Listing

+ + + + + + +

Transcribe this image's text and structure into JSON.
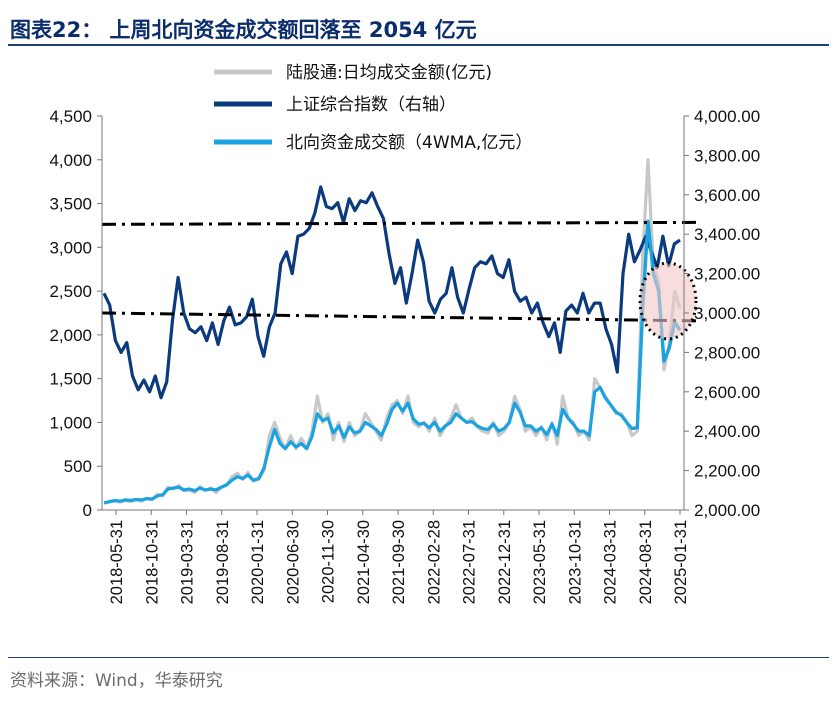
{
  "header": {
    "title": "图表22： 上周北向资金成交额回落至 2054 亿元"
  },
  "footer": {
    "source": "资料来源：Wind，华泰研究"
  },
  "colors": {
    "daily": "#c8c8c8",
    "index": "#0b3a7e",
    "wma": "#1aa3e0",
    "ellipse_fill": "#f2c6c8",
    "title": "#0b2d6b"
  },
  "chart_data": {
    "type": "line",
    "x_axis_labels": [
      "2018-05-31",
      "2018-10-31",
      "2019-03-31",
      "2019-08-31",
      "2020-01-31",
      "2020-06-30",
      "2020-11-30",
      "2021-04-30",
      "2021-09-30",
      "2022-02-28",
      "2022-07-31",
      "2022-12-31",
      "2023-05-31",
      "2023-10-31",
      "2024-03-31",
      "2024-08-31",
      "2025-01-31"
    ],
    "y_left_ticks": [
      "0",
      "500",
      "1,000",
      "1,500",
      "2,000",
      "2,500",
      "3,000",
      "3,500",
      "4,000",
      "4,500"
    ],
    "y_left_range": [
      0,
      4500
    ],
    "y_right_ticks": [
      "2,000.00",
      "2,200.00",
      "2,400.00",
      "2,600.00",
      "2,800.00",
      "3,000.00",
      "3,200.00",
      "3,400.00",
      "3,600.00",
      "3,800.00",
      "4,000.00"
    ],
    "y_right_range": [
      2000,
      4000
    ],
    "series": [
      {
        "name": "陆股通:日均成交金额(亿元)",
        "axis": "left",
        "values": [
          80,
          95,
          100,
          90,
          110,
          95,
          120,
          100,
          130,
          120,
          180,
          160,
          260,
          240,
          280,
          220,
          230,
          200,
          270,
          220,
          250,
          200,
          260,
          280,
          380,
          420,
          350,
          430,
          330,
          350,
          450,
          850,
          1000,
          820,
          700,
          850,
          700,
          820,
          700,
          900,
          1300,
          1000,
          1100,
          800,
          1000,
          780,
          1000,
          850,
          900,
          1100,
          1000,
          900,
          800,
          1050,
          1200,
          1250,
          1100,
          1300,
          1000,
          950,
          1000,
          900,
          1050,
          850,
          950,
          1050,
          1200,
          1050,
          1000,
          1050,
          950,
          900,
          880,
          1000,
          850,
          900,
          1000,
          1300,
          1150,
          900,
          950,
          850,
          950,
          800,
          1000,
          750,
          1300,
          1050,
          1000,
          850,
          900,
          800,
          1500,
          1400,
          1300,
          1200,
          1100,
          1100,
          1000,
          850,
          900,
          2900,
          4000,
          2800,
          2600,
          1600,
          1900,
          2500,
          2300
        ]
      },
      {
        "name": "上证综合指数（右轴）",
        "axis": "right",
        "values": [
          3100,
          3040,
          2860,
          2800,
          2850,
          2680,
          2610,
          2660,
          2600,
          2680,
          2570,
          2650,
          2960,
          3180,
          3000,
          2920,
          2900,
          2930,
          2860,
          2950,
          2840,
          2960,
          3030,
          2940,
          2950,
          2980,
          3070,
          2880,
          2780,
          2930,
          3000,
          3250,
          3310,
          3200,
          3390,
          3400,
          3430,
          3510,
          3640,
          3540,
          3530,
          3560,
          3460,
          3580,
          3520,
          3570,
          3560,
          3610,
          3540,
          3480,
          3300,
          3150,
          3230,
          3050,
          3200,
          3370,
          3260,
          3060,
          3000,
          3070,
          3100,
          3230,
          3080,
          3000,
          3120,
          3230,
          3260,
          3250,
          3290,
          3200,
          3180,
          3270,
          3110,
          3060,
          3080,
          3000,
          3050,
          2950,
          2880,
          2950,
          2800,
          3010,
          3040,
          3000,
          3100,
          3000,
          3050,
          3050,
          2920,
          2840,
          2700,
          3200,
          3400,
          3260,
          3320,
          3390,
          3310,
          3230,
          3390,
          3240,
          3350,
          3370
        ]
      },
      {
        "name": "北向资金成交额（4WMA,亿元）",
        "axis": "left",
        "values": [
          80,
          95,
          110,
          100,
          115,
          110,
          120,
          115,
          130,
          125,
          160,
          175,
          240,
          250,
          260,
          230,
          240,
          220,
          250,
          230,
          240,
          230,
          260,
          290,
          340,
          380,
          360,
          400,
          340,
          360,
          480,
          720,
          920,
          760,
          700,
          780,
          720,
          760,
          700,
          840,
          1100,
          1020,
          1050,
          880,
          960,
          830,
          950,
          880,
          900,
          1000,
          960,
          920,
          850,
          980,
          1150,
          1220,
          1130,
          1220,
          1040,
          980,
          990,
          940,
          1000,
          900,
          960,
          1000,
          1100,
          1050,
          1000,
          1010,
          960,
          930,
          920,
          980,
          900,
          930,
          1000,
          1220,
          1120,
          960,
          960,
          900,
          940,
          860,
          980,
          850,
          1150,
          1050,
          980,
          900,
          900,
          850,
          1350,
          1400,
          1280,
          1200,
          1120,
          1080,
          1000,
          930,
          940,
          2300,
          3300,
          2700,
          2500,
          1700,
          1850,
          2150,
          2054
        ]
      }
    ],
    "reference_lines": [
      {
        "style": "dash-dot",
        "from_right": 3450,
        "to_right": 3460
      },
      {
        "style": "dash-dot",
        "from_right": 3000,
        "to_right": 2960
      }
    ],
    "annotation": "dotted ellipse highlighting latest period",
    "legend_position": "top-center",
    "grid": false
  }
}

+ + + + + + +

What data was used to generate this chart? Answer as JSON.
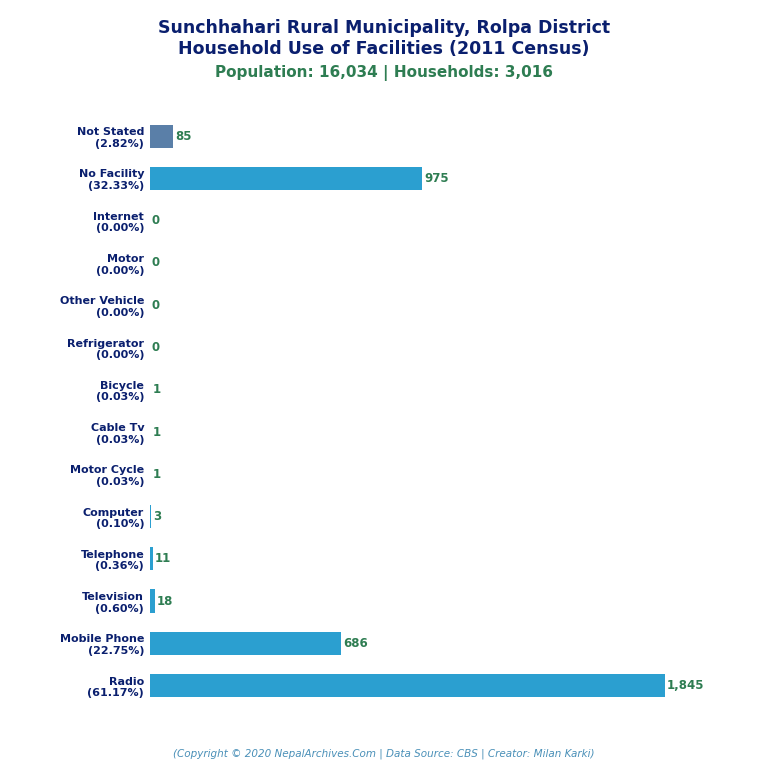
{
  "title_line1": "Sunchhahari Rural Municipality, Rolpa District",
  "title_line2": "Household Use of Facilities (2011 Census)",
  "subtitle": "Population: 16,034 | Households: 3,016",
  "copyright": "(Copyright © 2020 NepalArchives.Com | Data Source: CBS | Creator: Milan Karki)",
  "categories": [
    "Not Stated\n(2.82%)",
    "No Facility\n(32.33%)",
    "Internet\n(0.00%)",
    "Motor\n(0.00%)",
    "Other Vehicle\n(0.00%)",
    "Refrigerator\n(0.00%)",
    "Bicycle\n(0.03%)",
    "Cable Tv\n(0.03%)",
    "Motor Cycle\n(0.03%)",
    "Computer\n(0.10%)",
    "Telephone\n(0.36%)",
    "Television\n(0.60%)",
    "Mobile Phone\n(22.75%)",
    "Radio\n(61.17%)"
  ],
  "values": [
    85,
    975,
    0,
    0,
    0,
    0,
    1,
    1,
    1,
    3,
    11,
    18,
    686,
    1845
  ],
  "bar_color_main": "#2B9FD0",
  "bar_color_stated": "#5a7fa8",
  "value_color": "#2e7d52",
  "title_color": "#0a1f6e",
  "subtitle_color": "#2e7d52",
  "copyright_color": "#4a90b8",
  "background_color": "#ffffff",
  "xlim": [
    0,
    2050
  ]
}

+ + + + + + +

Exercise details
Count how many lines in the data contain the word "name", giving the number without comment.

Final answer
3